* Start Supplied material *

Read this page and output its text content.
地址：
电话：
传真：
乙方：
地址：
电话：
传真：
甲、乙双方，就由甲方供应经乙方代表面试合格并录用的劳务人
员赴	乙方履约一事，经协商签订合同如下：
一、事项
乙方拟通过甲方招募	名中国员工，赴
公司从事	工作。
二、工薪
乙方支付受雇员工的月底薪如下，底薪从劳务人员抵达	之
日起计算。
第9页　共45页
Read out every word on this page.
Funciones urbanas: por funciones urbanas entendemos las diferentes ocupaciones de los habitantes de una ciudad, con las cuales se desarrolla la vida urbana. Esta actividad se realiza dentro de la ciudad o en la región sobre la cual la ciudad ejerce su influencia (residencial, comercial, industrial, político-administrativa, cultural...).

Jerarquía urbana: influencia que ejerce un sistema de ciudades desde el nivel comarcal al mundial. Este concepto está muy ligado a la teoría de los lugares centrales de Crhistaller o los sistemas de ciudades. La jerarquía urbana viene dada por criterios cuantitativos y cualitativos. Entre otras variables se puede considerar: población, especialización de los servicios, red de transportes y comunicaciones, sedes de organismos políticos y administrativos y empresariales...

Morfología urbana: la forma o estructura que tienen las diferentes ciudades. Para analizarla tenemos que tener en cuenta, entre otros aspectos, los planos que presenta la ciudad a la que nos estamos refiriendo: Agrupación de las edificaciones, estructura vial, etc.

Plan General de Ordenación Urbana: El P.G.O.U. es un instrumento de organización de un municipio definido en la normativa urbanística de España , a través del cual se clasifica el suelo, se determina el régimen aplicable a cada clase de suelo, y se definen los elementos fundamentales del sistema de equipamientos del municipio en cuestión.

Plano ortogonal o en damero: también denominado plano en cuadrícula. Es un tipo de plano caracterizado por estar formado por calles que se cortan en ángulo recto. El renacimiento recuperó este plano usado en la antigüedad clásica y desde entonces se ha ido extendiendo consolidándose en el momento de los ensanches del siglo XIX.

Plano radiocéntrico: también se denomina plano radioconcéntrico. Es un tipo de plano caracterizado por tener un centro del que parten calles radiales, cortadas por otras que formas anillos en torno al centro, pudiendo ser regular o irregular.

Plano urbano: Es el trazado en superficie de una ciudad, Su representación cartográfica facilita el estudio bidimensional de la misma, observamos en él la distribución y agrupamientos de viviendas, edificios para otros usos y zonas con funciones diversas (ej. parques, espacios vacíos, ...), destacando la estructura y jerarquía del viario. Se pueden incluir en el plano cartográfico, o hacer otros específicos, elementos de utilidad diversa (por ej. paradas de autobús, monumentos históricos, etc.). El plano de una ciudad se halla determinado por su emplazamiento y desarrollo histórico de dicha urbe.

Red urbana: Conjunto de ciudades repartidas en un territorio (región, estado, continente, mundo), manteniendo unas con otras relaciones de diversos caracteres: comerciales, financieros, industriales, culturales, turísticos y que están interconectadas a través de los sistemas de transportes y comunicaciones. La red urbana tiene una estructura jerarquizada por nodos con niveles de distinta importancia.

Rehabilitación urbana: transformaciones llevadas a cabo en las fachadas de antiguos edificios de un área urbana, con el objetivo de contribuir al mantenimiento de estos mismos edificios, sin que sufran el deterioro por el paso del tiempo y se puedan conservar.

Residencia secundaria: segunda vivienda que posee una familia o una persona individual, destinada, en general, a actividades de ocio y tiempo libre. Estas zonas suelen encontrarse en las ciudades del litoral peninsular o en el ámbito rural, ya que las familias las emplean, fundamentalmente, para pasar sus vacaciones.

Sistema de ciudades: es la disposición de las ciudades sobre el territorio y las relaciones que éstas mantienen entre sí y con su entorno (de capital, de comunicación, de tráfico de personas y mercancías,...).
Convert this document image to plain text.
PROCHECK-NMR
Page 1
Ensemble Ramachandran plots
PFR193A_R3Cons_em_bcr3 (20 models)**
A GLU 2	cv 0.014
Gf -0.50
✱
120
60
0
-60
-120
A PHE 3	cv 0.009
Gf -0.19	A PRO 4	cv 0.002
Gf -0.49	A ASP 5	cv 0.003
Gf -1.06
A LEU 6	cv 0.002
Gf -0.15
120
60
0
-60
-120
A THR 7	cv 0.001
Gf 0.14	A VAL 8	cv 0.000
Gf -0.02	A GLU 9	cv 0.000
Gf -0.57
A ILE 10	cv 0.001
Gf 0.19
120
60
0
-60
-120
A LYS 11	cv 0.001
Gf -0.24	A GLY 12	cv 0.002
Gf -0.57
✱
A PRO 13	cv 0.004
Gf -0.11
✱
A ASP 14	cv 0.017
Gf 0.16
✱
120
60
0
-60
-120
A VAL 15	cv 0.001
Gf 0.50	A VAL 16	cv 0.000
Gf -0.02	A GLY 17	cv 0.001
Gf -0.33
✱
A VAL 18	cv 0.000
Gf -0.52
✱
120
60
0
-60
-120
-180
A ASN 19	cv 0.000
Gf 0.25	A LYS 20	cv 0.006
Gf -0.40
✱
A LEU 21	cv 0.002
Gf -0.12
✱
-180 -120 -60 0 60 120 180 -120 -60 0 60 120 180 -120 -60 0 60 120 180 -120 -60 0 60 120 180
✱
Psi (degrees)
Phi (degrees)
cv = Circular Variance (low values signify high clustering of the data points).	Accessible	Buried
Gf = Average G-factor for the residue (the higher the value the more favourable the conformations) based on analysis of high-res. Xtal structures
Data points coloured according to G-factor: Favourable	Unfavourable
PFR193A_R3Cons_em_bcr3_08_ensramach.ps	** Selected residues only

* End Supplied material *

**What the task asks**
Restate every entry word for word.

**Exercise answer**
Read this page and output its text content.
地址：
电话：
传真：
乙方：
地址：
电话：
传真：
甲、乙双方，就由甲方供应经乙方代表面试合格并录用的劳务人
员赴	乙方履约一事，经协商签订合同如下：
一、事项
乙方拟通过甲方招募	名中国员工，赴
公司从事	工作。
二、工薪
乙方支付受雇员工的月底薪如下，底薪从劳务人员抵达	之
日起计算。
第9页　共45页
Read out every word on this page.
Funciones urbanas: por funciones urbanas entendemos las diferentes ocupaciones de los habitantes de una ciudad, con las cuales se desarrolla la vida urbana. Esta actividad se realiza dentro de la ciudad o en la región sobre la cual la ciudad ejerce su influencia (residencial, comercial, industrial, político-administrativa, cultural...).

Jerarquía urbana: influencia que ejerce un sistema de ciudades desde el nivel comarcal al mundial. Este concepto está muy ligado a la teoría de los lugares centrales de Crhistaller o los sistemas de ciudades. La jerarquía urbana viene dada por criterios cuantitativos y cualitativos. Entre otras variables se puede considerar: población, especialización de los servicios, red de transportes y comunicaciones, sedes de organismos políticos y administrativos y empresariales...

Morfología urbana: la forma o estructura que tienen las diferentes ciudades. Para analizarla tenemos que tener en cuenta, entre otros aspectos, los planos que presenta la ciudad a la que nos estamos refiriendo: Agrupación de las edificaciones, estructura vial, etc.

Plan General de Ordenación Urbana: El P.G.O.U. es un instrumento de organización de un municipio definido en la normativa urbanística de España , a través del cual se clasifica el suelo, se determina el régimen aplicable a cada clase de suelo, y se definen los elementos fundamentales del sistema de equipamientos del municipio en cuestión.

Plano ortogonal o en damero: también denominado plano en cuadrícula. Es un tipo de plano caracterizado por estar formado por calles que se cortan en ángulo recto. El renacimiento recuperó este plano usado en la antigüedad clásica y desde entonces se ha ido extendiendo consolidándose en el momento de los ensanches del siglo XIX.

Plano radiocéntrico: también se denomina plano radioconcéntrico. Es un tipo de plano caracterizado por tener un centro del que parten calles radiales, cortadas por otras que formas anillos en torno al centro, pudiendo ser regular o irregular.

Plano urbano: Es el trazado en superficie de una ciudad, Su representación cartográfica facilita el estudio bidimensional de la misma, observamos en él la distribución y agrupamientos de viviendas, edificios para otros usos y zonas con funciones diversas (ej. parques, espacios vacíos, ...), destacando la estructura y jerarquía del viario. Se pueden incluir en el plano cartográfico, o hacer otros específicos, elementos de utilidad diversa (por ej. paradas de autobús, monumentos históricos, etc.). El plano de una ciudad se halla determinado por su emplazamiento y desarrollo histórico de dicha urbe.

Red urbana: Conjunto de ciudades repartidas en un territorio (región, estado, continente, mundo), manteniendo unas con otras relaciones de diversos caracteres: comerciales, financieros, industriales, culturales, turísticos y que están interconectadas a través de los sistemas de transportes y comunicaciones. La red urbana tiene una estructura jerarquizada por nodos con niveles de distinta importancia.

Rehabilitación urbana: transformaciones llevadas a cabo en las fachadas de antiguos edificios de un área urbana, con el objetivo de contribuir al mantenimiento de estos mismos edificios, sin que sufran el deterioro por el paso del tiempo y se puedan conservar.

Residencia secundaria: segunda vivienda que posee una familia o una persona individual, destinada, en general, a actividades de ocio y tiempo libre. Estas zonas suelen encontrarse en las ciudades del litoral peninsular o en el ámbito rural, ya que las familias las emplean, fundamentalmente, para pasar sus vacaciones.

Sistema de ciudades: es la disposición de las ciudades sobre el territorio y las relaciones que éstas mantienen entre sí y con su entorno (de capital, de comunicación, de tráfico de personas y mercancías,...).
Convert this document image to plain text.
PROCHECK-NMR
Page 1
Ensemble Ramachandran plots
PFR193A_R3Cons_em_bcr3 (20 models)**
A GLU 2	cv 0.014
Gf -0.50
✱
120
60
0
-60
-120
A PHE 3	cv 0.009
Gf -0.19	A PRO 4	cv 0.002
Gf -0.49	A ASP 5	cv 0.003
Gf -1.06
A LEU 6	cv 0.002
Gf -0.15
120
60
0
-60
-120
A THR 7	cv 0.001
Gf 0.14	A VAL 8	cv 0.000
Gf -0.02	A GLU 9	cv 0.000
Gf -0.57
A ILE 10	cv 0.001
Gf 0.19
120
60
0
-60
-120
A LYS 11	cv 0.001
Gf -0.24	A GLY 12	cv 0.002
Gf -0.57
✱
A PRO 13	cv 0.004
Gf -0.11
✱
A ASP 14	cv 0.017
Gf 0.16
✱
120
60
0
-60
-120
A VAL 15	cv 0.001
Gf 0.50	A VAL 16	cv 0.000
Gf -0.02	A GLY 17	cv 0.001
Gf -0.33
✱
A VAL 18	cv 0.000
Gf -0.52
✱
120
60
0
-60
-120
-180
A ASN 19	cv 0.000
Gf 0.25	A LYS 20	cv 0.006
Gf -0.40
✱
A LEU 21	cv 0.002
Gf -0.12
✱
-180 -120 -60 0 60 120 180 -120 -60 0 60 120 180 -120 -60 0 60 120 180 -120 -60 0 60 120 180
✱
Psi (degrees)
Phi (degrees)
cv = Circular Variance (low values signify high clustering of the data points).	Accessible	Buried
Gf = Average G-factor for the residue (the higher the value the more favourable the conformations) based on analysis of high-res. Xtal structures
Data points coloured according to G-factor: Favourable	Unfavourable
PFR193A_R3Cons_em_bcr3_08_ensramach.ps	** Selected residues only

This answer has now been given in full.